begin Record list
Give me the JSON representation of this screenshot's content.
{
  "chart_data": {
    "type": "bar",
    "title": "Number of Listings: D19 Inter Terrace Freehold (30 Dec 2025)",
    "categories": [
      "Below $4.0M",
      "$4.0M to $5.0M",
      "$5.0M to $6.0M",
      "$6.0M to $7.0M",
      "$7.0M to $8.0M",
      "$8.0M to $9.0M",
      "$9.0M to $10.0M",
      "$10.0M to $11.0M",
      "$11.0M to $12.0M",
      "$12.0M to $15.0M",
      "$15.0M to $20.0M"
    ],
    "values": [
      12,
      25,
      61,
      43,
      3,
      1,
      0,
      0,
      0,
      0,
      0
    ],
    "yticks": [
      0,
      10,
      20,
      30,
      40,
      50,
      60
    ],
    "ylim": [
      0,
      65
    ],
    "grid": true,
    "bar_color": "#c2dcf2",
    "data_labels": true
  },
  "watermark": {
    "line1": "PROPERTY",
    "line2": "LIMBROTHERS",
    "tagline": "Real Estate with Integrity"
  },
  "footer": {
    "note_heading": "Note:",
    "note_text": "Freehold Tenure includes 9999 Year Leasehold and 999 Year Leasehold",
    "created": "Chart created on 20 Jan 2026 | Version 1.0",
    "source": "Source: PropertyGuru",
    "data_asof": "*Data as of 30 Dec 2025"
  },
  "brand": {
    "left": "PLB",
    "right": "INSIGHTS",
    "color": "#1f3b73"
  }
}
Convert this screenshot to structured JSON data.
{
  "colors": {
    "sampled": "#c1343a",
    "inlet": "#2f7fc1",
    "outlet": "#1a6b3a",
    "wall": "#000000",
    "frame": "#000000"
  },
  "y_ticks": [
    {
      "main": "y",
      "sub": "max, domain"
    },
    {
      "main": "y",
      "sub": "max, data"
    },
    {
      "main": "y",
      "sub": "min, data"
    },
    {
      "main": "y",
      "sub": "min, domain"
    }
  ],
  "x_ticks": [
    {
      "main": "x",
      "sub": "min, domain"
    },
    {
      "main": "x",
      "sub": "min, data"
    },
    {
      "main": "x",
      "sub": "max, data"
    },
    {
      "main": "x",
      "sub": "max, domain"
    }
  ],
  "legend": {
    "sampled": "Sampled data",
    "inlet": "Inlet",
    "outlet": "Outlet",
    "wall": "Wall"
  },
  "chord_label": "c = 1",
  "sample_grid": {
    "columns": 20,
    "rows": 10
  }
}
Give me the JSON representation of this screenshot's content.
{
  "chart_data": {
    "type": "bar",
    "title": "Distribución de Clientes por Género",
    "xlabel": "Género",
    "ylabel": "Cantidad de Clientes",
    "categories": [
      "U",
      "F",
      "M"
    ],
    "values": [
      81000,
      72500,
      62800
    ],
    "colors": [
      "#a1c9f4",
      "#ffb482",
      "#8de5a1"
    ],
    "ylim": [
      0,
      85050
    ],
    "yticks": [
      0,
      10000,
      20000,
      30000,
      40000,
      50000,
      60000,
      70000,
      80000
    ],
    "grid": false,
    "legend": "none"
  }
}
end Record list
Required work
Copy every line of the entries above in which "title" occurs.

Solution to this problem
    "title": "Number of Listings: D19 Inter Terrace Freehold (30 Dec 2025)",
    "title": "Distribución de Clientes por Género",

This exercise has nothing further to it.